[Stored records]
────────────────

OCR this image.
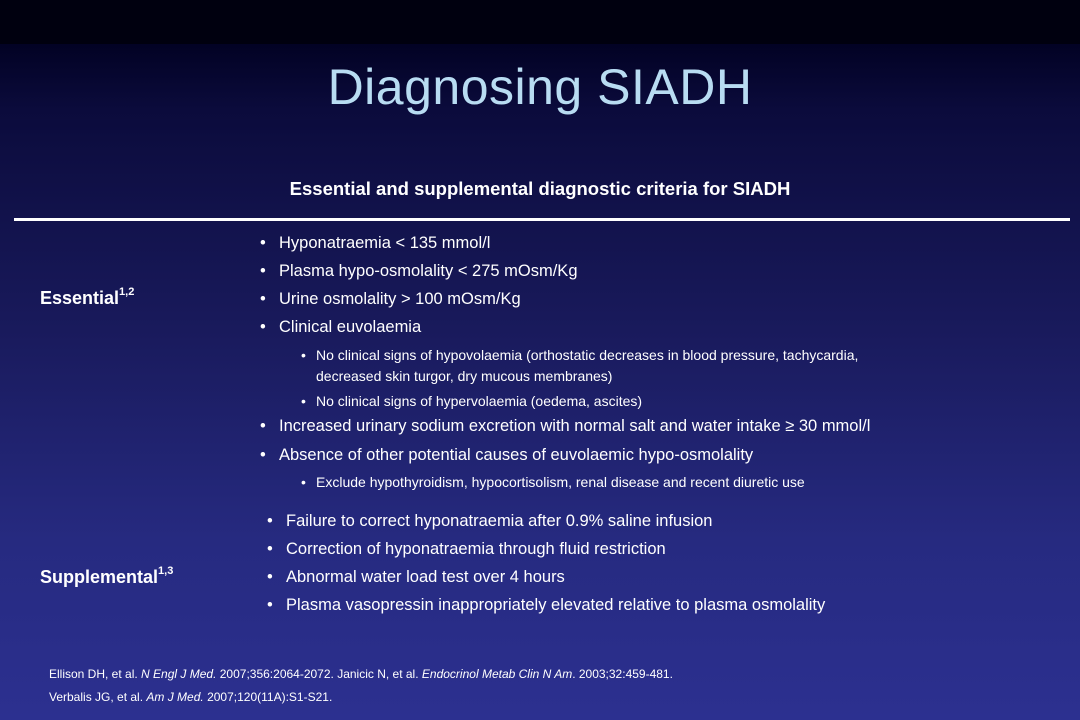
Diagnosing SIADH
Essential and supplemental diagnostic criteria for SIADH
Essential$^{1,2}$
• Hyponatraemia < 135 mmol/l
• Plasma hypo-osmolality < 275 mOsm/Kg
• Urine osmolality > 100 mOsm/Kg
• Clinical euvolaemia
• No clinical signs of hypovolaemia (orthostatic decreases in blood pressure, tachycardia,
decreased skin turgor, dry mucous membranes)
• No clinical signs of hypervolaemia (oedema, ascites)
• Increased urinary sodium excretion with normal salt and water intake ≥ 30 mmol/l
• Absence of other potential causes of euvolaemic hypo-osmolality
• Exclude hypothyroidism, hypocortisolism, renal disease and recent diuretic use
Supplemental$^{1,3}$
• Failure to correct hyponatraemia after 0.9% saline infusion
• Correction of hyponatraemia through fluid restriction
• Abnormal water load test over 4 hours
• Plasma vasopressin inappropriately elevated relative to plasma osmolality
Ellison DH, et al. N Engl J Med. 2007;356:2064-2072. Janicic N, et al. Endocrinol Metab Clin N Am. 2003;32:459-481.
Verbalis JG, et al. Am J Med. 2007;120(11A):S1-S21.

────────────────

§ Task prompt:
Copy each line of the data that contains the word "water".

§ Exercise solution:
• Increased urinary sodium excretion with normal salt and water intake ≥ 30 mmol/l
• Abnormal water load test over 4 hours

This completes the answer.